TO DO: Look over the lines below. Report each one that includes the string "your".

>> begin EXTRACTED ENTRIES

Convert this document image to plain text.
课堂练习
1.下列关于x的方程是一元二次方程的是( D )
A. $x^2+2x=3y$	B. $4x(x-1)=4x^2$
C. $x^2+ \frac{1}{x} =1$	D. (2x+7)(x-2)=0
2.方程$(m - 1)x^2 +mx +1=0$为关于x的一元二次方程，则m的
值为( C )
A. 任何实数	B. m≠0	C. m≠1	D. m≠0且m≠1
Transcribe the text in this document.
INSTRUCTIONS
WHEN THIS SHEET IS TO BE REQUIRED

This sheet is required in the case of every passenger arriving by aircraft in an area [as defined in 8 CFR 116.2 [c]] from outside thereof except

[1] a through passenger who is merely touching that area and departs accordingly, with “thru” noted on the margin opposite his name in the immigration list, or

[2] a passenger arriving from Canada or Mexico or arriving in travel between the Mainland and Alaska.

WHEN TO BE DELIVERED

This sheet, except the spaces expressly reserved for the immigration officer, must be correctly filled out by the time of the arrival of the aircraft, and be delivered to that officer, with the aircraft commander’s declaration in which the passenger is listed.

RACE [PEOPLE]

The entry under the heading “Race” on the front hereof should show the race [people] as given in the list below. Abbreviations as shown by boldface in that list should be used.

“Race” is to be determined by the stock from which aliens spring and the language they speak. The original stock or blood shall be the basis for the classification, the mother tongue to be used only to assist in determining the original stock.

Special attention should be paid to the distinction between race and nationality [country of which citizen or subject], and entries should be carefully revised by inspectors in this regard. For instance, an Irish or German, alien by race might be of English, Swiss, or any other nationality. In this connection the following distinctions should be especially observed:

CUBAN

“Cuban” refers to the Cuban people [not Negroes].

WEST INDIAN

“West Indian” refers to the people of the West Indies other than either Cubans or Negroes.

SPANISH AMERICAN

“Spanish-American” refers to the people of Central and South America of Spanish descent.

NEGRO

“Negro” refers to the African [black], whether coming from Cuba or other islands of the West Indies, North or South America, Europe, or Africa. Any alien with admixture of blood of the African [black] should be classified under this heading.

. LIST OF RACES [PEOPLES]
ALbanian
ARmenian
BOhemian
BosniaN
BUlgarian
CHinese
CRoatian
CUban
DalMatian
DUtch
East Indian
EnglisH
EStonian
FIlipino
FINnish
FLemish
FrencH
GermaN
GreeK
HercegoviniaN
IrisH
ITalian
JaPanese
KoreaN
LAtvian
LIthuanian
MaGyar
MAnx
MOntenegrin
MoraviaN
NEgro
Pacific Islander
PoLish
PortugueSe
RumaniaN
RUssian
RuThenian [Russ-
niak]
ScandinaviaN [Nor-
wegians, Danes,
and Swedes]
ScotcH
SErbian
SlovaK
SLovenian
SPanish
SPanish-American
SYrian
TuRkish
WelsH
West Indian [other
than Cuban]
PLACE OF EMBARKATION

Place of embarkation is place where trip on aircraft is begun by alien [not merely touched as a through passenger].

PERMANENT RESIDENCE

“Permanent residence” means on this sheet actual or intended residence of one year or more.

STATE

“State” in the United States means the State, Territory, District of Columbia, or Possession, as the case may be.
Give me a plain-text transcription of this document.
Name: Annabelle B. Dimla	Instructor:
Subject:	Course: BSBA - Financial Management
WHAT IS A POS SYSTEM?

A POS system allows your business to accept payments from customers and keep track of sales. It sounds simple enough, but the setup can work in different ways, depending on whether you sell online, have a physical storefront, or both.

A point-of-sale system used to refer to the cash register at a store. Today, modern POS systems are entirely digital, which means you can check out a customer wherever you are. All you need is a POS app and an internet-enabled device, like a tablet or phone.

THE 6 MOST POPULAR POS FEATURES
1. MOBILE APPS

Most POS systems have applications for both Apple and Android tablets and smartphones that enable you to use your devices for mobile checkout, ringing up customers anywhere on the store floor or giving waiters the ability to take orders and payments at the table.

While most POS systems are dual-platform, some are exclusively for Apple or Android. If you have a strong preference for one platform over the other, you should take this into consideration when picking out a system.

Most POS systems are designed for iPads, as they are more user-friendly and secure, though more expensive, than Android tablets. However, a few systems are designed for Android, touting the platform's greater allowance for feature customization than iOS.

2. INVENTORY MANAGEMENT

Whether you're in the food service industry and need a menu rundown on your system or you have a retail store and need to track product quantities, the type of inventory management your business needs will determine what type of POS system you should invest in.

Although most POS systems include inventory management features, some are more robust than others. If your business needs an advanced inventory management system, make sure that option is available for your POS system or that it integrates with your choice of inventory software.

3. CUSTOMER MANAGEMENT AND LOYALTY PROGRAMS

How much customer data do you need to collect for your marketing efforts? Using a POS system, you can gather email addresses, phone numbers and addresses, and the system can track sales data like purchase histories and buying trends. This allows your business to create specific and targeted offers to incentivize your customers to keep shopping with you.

>> end EXTRACTED ENTRIES

COMPLETE RESPONSE:
A POS system allows your business to accept payments from customers and keep track of sales. It sounds simple enough, but the setup can work in different ways, depending on whether you sell online, have a physical storefront, or both.
Most POS systems have applications for both Apple and Android tablets and smartphones that enable you to use your devices for mobile checkout, ringing up customers anywhere on the store floor or giving waiters the ability to take orders and payments at the table.
Whether you're in the food service industry and need a menu rundown on your system or you have a retail store and need to track product quantities, the type of inventory management your business needs will determine what type of POS system you should invest in.
Although most POS systems include inventory management features, some are more robust than others. If your business needs an advanced inventory management system, make sure that option is available for your POS system or that it integrates with your choice of inventory software.
How much customer data do you need to collect for your marketing efforts? Using a POS system, you can gather email addresses, phone numbers and addresses, and the system can track sales data like purchase histories and buying trends. This allows your business to create specific and targeted offers to incentivize your customers to keep shopping with you.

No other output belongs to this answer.